#### EXERCISE 1:
In the section on subspaces and decision trees, what is written for the constantly $1$ function?

#### DOCUMENT SECTION:
§3.2: Subspaces and decision trees

In this section we treat the domain of a boolean function as ${\mathbb F}_2^n$, an $n$-dimensional vector space over the field ${\mathbb F}_2$. As mentioned earlier, it can be natural to index the Fourier characters $\chi_S : {\mathbb F}_2^n \to \{-1,1\}$ not by subsets $S \subseteq [n]$ but by their $0$-$1$ indicator vectors $\gamma \in {\mathbb F}_2^n$; thus \[ \chi_\gamma(x) = (-1)^{\gamma \cdot x}, \] with the dot product $\gamma \cdot x$ being carried out in ${\mathbb F}_2^n$.

For example, in this notation we’d write $\chi_0$ for the constantly $1$ function and $\chi_{e_i}$ for the $i$th dictator. Fact 1.6 now becomes \begin{equation} \label{eqn:dual-char} \chi_\beta \chi_\gamma = \chi_{\beta + \gamma} \quad \forall \beta, \gamma. \end{equation} Thus the characters form a group under multiplication which is isomorphic to the group ${\mathbb F}_2^n$ under addition. To distinguish this group from the input domain we write it as ${\widehat{{\mathbb F}_2^n}}$; thus the Fourier expansion of $f : {\mathbb F}_2^n \to {\mathbb R}$ can be written as \[ f(x) = \sum_{\gamma \in {\widehat{{\mathbb F}_2^n}}} \widehat{f}(\gamma) \chi_\gamma(x). \]

The Fourier transform of $f$ can be thought of as a function $\widehat{f} : {\widehat{{\mathbb F}_2^n}} \to {\mathbb R}$. We can measure its complexity with various norms.

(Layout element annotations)
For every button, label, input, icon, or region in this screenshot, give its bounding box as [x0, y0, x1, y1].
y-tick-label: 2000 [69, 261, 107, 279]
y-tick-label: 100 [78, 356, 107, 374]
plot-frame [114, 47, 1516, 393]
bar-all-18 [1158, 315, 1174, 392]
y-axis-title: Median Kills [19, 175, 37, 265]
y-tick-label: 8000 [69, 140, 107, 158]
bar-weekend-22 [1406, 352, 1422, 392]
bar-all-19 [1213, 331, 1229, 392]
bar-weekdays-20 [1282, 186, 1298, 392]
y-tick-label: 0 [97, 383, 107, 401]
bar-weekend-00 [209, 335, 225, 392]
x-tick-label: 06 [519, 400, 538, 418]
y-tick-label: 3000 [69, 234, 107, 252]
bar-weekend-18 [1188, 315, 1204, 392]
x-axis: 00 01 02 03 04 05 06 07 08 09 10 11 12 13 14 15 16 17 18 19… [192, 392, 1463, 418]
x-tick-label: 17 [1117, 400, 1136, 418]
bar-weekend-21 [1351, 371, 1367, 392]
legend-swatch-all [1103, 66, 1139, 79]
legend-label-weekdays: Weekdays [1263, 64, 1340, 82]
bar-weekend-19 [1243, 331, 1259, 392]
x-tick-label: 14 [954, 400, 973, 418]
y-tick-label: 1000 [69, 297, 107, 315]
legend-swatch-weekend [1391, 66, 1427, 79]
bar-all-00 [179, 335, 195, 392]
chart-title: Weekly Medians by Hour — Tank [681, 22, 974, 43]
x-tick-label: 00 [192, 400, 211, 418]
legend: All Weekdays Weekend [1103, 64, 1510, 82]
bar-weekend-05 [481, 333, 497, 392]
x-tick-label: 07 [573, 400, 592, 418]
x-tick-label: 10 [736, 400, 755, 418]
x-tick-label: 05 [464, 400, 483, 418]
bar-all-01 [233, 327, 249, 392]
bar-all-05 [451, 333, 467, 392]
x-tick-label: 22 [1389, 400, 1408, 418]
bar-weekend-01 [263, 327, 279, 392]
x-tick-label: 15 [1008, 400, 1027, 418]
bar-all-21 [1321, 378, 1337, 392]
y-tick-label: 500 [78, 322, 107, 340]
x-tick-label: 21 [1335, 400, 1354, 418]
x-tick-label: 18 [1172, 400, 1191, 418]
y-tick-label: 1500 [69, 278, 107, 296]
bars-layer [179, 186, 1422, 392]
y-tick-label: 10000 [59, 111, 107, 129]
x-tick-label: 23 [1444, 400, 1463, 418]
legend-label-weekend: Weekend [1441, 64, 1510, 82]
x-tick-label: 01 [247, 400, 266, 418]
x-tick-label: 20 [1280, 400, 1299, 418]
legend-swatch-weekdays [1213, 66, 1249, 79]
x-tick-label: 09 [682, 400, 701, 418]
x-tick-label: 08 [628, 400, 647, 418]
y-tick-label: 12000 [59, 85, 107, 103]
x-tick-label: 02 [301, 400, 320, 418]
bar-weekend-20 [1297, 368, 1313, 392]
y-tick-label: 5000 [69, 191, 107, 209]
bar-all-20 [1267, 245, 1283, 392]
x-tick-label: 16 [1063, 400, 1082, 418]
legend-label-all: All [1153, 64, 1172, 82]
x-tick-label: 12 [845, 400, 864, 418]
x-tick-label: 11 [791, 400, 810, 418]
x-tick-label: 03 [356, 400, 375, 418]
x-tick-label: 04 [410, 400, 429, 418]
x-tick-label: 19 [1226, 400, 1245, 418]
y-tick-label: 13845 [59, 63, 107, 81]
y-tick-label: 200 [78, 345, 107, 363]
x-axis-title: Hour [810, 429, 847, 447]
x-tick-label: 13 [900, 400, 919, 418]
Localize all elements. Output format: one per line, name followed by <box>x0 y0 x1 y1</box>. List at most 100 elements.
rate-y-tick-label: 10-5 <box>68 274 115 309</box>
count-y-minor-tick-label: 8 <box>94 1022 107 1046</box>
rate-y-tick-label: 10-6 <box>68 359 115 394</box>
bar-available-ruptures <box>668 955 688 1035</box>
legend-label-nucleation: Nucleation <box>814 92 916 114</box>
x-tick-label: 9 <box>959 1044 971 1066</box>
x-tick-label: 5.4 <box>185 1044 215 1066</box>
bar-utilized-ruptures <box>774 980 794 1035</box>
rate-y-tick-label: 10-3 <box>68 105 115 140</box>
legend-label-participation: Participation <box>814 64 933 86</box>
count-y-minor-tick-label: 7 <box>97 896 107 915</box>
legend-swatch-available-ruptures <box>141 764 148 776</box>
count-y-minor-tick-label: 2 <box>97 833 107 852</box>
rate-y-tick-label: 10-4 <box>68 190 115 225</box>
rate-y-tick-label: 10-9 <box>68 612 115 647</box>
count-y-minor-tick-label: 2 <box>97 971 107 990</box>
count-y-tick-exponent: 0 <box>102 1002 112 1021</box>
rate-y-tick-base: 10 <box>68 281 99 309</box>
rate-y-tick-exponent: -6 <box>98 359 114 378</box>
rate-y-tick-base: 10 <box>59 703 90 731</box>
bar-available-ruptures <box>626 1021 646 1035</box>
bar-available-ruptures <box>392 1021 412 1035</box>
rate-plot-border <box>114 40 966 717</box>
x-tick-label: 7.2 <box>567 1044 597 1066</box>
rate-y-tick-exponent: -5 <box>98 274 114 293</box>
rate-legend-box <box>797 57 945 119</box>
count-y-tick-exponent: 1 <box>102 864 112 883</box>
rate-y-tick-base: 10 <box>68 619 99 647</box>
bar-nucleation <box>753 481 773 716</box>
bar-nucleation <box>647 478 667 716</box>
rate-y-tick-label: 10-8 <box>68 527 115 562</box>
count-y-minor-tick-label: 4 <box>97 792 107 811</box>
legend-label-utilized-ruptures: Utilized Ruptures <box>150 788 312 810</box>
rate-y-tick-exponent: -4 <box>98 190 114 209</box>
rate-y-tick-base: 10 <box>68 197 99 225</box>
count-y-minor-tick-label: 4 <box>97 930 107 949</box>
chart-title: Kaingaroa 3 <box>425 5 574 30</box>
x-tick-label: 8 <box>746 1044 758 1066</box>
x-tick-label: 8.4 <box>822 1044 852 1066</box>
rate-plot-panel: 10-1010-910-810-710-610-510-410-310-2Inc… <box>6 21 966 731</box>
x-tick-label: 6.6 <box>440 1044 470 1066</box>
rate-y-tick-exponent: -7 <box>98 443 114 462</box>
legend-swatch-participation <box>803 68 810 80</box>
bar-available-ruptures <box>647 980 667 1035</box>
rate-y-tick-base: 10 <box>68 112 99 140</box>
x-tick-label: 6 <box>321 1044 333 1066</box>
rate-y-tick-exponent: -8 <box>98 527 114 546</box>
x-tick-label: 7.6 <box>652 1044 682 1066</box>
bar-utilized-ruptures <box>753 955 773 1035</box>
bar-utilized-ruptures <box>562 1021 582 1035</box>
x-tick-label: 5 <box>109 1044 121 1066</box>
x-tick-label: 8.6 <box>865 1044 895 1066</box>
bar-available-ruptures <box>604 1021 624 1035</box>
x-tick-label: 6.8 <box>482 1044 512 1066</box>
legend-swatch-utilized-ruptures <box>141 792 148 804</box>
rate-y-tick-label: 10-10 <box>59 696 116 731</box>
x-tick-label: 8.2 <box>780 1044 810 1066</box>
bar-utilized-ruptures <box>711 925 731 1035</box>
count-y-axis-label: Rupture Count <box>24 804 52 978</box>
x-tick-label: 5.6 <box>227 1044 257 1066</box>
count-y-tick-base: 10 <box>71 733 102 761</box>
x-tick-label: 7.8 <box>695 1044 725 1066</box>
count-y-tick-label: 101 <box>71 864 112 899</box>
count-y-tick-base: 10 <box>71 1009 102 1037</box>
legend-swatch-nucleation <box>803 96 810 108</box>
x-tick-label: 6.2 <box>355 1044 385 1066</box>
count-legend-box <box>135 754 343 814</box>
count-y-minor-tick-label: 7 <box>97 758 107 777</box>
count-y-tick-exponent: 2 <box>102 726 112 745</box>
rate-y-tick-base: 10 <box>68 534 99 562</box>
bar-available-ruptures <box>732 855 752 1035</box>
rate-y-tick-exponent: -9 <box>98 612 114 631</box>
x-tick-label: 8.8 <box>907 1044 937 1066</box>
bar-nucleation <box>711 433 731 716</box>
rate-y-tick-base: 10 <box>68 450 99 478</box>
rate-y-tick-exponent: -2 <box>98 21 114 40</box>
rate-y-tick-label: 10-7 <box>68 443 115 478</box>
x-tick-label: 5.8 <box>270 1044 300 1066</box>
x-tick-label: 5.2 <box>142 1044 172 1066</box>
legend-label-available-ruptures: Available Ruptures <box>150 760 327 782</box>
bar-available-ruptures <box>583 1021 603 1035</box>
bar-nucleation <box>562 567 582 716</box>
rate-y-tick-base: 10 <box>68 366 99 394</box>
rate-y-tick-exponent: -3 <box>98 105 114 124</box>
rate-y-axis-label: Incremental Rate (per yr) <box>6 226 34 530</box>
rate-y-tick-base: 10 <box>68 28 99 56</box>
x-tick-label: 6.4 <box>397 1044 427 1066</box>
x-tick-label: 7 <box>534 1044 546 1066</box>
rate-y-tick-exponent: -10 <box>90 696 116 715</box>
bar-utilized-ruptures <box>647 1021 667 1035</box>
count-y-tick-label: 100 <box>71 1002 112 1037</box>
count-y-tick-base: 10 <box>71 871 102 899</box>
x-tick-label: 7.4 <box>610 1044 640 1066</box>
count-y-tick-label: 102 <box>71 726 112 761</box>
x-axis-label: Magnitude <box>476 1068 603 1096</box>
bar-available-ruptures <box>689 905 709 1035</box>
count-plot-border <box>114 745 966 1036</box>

#### EXERCISE 2:
Copy out the entries from their first line up to and including the line with "bar-weekend-19 [1243, 331, 1259, 392]".

#### ANSWER 1:
$\chi_0$

#### ANSWER 2:
For every button, label, input, icon, or region in this screenshot, give its bounding box as [x0, y0, x1, y1].
y-tick-label: 2000 [69, 261, 107, 279]
y-tick-label: 100 [78, 356, 107, 374]
plot-frame [114, 47, 1516, 393]
bar-all-18 [1158, 315, 1174, 392]
y-axis-title: Median Kills [19, 175, 37, 265]
y-tick-label: 8000 [69, 140, 107, 158]
bar-weekend-22 [1406, 352, 1422, 392]
bar-all-19 [1213, 331, 1229, 392]
bar-weekdays-20 [1282, 186, 1298, 392]
y-tick-label: 0 [97, 383, 107, 401]
bar-weekend-00 [209, 335, 225, 392]
x-tick-label: 06 [519, 400, 538, 418]
y-tick-label: 3000 [69, 234, 107, 252]
bar-weekend-18 [1188, 315, 1204, 392]
x-axis: 00 01 02 03 04 05 06 07 08 09 10 11 12 13 14 15 16 17 18 19… [192, 392, 1463, 418]
x-tick-label: 17 [1117, 400, 1136, 418]
bar-weekend-21 [1351, 371, 1367, 392]
legend-swatch-all [1103, 66, 1139, 79]
legend-label-weekdays: Weekdays [1263, 64, 1340, 82]
bar-weekend-19 [1243, 331, 1259, 392]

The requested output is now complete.